MATERIAL PROVIDED ::
□ □ □

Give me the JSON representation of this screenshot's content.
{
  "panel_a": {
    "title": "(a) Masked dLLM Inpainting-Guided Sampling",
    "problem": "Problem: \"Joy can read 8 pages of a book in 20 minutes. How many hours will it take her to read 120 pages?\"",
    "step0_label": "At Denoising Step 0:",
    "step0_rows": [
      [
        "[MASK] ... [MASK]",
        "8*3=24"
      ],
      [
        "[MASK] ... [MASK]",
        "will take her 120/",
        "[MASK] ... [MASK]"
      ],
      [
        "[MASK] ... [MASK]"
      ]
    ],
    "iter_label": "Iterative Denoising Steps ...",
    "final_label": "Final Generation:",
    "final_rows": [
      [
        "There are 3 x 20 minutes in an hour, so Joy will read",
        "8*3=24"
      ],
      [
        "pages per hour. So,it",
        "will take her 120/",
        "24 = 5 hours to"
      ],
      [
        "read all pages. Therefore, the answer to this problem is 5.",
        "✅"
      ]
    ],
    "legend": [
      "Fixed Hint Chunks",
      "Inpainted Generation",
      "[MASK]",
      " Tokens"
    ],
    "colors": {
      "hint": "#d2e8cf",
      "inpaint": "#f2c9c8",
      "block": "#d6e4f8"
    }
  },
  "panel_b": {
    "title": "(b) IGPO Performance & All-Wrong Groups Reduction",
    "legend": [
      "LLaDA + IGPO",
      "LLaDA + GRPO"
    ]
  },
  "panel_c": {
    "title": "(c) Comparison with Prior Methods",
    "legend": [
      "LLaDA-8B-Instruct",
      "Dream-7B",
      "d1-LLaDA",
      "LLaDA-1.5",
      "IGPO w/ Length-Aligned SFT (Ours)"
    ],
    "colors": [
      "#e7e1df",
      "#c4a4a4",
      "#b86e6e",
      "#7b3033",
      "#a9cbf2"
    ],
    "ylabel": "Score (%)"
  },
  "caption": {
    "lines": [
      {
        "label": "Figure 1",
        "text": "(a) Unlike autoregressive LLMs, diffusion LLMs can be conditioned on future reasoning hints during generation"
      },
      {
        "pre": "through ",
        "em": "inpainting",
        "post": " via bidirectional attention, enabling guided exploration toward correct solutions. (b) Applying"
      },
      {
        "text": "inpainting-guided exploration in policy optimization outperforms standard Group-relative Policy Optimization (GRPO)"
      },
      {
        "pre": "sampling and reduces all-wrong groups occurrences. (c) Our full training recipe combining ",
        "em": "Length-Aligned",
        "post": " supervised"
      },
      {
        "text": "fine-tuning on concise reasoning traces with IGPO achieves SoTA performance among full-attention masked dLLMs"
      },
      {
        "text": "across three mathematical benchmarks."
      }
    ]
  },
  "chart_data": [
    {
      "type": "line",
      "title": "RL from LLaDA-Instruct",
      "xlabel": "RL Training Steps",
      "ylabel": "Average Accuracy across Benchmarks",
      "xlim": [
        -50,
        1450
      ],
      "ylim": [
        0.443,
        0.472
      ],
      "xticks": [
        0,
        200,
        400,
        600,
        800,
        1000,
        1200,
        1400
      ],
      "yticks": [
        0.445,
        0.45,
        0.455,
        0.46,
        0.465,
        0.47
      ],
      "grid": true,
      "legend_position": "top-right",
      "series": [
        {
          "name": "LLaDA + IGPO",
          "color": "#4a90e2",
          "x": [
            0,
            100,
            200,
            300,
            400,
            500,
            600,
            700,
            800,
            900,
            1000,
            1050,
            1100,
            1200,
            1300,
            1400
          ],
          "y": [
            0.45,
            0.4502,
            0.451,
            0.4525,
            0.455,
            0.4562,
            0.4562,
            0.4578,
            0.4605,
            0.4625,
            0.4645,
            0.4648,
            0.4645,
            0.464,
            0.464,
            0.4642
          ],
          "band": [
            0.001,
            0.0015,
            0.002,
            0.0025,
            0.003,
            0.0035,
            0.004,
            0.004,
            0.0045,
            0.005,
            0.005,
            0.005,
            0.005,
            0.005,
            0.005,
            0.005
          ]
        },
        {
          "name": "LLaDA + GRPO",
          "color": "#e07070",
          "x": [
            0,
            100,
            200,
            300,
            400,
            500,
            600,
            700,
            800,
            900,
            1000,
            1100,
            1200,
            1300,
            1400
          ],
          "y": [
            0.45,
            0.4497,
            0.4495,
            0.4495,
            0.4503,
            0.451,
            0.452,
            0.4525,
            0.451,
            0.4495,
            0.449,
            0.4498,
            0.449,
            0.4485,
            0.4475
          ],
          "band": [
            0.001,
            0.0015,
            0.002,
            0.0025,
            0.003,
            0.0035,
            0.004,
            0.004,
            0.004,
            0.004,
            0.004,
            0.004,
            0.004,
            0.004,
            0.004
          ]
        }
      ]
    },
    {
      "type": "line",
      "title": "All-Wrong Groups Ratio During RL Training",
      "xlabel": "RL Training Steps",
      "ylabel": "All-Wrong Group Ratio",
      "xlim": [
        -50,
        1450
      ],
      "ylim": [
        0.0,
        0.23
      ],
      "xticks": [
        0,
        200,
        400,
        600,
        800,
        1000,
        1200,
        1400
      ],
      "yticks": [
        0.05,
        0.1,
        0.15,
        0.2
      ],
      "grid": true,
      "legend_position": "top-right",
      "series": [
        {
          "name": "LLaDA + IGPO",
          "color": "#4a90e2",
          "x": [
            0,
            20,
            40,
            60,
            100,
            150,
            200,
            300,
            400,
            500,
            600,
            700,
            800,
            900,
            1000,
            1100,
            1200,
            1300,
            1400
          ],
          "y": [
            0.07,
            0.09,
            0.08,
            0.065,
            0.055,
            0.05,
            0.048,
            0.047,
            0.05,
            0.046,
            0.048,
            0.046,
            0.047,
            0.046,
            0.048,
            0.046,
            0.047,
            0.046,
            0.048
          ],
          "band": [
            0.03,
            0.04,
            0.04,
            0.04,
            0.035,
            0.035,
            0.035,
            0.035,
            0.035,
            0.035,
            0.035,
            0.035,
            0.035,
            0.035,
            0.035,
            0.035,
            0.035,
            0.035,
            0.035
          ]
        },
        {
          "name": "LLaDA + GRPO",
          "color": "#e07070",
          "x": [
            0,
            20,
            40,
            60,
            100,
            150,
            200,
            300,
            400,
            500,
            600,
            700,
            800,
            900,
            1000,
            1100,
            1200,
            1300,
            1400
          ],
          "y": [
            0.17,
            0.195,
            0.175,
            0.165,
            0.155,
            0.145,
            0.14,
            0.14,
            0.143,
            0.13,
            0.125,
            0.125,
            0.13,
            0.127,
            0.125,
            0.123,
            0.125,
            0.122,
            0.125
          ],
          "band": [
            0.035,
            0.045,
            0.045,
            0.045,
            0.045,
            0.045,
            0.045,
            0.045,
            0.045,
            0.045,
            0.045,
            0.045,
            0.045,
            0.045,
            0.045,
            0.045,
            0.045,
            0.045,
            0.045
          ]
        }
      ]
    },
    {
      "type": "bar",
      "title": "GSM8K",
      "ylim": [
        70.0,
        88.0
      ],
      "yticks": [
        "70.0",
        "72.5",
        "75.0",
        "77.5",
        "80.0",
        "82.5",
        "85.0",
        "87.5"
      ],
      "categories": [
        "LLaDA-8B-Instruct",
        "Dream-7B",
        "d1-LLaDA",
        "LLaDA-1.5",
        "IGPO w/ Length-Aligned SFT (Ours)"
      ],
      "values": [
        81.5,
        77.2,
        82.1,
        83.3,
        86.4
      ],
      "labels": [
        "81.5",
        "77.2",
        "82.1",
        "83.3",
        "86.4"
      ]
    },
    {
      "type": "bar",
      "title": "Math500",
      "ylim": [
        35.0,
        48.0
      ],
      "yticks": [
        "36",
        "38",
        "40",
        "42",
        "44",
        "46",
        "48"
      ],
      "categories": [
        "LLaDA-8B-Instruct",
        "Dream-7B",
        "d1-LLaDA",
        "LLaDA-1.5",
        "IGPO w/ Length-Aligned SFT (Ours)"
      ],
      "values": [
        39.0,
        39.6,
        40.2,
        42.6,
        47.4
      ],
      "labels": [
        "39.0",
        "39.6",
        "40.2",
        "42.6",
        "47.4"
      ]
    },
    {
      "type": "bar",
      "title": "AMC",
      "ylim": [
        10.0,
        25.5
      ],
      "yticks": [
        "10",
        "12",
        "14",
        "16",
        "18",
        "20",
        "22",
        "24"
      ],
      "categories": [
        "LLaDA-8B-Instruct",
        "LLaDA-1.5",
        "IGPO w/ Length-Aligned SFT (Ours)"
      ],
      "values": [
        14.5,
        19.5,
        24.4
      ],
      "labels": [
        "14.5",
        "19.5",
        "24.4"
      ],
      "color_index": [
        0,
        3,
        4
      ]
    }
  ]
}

□ □ □

From the listing above, find the number of lines with the word "read" in them. Answer with the number only.

3